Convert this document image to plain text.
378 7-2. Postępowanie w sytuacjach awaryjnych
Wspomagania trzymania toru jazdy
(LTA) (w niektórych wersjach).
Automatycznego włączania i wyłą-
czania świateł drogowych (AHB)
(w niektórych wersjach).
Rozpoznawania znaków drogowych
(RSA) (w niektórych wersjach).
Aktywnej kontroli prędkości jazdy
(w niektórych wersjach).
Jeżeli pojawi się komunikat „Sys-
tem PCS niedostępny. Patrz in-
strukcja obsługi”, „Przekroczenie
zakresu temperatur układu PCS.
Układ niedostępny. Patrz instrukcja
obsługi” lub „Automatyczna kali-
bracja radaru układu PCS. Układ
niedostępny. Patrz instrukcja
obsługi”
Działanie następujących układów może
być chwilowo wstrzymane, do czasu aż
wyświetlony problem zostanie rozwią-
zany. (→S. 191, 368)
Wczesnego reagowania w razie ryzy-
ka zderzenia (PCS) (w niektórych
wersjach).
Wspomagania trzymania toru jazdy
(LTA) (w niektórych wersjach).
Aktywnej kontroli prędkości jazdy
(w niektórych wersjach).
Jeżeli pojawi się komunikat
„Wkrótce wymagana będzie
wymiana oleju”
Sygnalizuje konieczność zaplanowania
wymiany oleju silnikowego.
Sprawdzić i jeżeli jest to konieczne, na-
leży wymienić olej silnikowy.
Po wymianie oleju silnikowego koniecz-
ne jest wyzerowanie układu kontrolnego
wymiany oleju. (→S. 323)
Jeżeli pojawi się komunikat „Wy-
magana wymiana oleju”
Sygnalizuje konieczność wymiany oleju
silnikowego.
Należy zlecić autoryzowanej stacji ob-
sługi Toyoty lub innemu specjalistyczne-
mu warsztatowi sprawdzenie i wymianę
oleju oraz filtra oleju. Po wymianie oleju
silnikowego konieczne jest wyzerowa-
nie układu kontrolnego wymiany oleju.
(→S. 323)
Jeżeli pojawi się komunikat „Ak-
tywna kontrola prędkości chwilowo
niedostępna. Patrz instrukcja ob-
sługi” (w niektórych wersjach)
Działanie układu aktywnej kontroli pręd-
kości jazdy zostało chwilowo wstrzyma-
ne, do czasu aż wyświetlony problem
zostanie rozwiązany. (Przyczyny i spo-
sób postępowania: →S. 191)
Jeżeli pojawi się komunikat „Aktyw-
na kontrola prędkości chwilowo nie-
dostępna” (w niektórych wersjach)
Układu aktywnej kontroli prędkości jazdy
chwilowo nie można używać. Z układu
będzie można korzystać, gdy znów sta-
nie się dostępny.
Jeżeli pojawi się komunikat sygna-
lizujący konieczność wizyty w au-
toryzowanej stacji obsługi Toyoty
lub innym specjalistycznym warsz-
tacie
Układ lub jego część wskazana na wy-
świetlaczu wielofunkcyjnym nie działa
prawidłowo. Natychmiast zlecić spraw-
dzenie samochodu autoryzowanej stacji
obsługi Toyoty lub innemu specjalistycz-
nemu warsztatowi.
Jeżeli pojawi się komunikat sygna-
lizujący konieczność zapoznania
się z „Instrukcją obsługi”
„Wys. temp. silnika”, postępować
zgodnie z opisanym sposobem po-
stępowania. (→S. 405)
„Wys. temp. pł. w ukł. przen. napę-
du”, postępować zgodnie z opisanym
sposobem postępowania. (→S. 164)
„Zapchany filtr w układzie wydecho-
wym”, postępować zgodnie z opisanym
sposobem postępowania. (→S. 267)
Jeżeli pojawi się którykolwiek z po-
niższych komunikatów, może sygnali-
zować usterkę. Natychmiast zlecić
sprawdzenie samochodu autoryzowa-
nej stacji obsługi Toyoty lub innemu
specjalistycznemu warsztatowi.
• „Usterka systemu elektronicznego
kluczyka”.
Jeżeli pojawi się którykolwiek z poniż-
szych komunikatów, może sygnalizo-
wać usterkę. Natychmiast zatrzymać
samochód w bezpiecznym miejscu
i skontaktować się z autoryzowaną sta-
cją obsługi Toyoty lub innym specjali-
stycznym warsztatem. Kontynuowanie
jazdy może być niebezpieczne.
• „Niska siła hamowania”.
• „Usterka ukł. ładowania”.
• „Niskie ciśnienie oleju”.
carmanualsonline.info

* _DIRECTIVE_: Look over the listing above. Pick out and copy every line that includes "wymianie".

* _RESPONSE TO THE TASK_:
Po wymianie oleju silnikowego koniecz-
oleju oraz filtra oleju. Po wymianie oleju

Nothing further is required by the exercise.